## STORED RECORDS
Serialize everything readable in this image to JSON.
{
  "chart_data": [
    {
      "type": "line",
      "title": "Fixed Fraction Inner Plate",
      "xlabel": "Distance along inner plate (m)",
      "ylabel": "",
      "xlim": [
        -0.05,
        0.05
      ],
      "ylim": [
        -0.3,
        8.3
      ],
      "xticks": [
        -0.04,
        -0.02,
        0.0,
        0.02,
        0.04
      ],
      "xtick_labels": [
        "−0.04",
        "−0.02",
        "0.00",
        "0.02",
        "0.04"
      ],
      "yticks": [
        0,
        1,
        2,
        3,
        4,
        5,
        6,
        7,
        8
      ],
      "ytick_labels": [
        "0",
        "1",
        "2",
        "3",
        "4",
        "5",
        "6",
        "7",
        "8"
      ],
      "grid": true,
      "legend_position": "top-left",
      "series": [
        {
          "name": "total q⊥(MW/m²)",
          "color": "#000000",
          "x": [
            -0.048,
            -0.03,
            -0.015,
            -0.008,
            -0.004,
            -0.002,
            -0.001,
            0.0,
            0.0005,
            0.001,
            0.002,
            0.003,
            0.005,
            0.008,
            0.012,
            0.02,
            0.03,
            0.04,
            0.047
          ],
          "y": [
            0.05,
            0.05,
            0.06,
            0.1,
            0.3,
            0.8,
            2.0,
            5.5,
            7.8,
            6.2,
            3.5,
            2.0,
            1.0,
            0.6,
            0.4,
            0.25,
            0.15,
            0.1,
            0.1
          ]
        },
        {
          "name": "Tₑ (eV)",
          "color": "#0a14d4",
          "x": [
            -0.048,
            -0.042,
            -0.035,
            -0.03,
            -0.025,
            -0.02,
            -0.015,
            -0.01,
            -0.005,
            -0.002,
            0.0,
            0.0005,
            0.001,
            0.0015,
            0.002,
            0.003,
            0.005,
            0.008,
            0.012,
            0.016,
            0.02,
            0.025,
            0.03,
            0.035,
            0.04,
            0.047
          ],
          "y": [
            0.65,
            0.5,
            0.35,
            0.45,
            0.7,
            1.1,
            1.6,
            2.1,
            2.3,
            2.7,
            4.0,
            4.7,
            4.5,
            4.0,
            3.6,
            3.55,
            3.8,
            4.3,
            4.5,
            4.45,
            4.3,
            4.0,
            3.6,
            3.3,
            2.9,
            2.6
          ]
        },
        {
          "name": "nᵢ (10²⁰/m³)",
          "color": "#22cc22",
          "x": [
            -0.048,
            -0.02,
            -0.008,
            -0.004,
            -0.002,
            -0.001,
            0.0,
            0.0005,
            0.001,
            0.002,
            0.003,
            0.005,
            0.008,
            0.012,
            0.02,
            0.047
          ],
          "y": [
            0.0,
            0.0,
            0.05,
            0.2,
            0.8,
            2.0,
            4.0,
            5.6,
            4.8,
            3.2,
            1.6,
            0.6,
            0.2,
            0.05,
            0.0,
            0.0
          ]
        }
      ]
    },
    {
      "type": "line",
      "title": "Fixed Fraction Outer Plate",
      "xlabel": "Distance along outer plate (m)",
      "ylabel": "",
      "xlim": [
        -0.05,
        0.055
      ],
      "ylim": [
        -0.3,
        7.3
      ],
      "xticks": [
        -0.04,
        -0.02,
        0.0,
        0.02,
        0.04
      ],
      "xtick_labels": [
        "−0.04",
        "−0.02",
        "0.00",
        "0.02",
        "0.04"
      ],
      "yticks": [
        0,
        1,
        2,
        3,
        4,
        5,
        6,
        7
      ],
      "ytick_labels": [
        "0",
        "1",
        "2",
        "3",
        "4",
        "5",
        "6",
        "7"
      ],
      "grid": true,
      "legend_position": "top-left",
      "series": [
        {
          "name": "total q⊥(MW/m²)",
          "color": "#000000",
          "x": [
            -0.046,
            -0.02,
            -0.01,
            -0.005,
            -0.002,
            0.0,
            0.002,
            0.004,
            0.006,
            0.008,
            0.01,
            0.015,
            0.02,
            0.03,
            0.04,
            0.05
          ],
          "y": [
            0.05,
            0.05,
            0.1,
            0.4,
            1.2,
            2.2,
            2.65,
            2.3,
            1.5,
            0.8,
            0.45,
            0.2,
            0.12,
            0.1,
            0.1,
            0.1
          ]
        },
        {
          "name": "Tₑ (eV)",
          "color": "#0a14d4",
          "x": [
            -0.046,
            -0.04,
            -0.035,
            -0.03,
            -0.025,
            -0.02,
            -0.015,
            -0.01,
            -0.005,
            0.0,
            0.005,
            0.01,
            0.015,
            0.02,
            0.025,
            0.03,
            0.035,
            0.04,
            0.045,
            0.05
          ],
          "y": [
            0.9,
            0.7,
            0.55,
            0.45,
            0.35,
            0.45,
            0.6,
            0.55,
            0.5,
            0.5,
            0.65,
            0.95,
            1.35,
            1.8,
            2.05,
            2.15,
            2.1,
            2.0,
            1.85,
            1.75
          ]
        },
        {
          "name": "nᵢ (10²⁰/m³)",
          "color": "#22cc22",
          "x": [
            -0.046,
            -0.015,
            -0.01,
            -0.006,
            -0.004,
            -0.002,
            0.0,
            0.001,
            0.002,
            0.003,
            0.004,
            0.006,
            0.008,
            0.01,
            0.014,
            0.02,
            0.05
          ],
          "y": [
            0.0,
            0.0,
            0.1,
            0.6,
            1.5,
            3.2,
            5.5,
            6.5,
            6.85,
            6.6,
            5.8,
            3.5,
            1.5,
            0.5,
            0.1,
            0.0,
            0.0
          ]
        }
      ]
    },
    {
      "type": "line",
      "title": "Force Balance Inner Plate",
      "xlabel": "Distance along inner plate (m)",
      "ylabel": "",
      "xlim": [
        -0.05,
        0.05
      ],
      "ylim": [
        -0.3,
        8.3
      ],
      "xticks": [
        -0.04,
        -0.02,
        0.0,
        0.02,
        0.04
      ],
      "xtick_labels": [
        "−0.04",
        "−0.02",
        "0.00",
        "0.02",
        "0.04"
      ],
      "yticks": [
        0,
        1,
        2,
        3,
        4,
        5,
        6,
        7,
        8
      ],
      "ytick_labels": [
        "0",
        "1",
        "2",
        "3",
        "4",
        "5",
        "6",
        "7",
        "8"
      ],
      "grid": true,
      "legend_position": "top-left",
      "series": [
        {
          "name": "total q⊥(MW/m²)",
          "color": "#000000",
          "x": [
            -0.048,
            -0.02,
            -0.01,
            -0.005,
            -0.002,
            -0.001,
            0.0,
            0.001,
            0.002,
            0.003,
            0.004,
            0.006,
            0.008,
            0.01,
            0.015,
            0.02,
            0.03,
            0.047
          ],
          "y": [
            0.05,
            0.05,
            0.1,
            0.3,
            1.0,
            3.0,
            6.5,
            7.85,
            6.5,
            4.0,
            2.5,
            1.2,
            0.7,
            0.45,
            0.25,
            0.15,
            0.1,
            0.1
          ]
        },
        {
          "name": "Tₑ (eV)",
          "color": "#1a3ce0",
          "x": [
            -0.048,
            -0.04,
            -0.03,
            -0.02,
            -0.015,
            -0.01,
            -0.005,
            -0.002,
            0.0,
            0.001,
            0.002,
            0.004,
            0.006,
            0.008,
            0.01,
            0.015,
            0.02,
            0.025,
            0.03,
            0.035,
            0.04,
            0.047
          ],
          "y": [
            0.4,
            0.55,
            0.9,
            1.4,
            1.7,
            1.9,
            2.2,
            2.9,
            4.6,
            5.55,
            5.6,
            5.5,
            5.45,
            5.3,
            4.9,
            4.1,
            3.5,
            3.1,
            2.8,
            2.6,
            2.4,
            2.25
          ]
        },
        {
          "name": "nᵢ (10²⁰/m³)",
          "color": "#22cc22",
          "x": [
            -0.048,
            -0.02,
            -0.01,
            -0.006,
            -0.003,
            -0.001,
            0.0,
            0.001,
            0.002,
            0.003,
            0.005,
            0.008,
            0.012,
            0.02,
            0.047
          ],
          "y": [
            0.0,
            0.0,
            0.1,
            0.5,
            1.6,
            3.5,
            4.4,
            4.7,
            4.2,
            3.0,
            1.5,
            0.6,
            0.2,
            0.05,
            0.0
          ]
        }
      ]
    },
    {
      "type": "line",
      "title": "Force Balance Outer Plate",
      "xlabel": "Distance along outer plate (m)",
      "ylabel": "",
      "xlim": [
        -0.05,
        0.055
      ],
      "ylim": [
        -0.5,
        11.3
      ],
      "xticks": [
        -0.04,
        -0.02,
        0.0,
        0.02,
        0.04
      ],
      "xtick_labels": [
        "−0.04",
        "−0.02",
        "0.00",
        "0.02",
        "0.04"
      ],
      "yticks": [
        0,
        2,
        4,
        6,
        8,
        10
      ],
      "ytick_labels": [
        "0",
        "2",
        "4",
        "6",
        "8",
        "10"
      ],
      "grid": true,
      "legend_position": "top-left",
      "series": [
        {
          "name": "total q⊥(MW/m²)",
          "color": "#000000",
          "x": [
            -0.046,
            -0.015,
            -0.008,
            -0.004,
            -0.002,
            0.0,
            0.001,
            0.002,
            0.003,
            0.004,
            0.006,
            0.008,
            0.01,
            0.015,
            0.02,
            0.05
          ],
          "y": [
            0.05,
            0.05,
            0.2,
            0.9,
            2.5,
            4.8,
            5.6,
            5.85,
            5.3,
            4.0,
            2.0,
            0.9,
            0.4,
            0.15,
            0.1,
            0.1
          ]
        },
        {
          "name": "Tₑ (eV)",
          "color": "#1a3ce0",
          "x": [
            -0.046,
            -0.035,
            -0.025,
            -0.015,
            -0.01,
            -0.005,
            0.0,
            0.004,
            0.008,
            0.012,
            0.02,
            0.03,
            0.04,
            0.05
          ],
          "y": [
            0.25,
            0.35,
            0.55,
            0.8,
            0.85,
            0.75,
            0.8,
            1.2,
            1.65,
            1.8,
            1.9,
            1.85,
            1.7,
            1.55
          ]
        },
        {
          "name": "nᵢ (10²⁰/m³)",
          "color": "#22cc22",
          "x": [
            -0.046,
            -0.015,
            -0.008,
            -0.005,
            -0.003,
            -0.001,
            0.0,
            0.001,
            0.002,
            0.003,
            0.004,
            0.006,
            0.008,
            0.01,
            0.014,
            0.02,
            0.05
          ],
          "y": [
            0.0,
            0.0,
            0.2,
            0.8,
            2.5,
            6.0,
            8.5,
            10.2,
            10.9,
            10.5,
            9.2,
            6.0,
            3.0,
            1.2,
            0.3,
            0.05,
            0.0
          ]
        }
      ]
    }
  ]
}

## YOUR GOAL
Report how many lines contain "Balance". Give nothing but the number.

## EXPECTED OUTPUT
2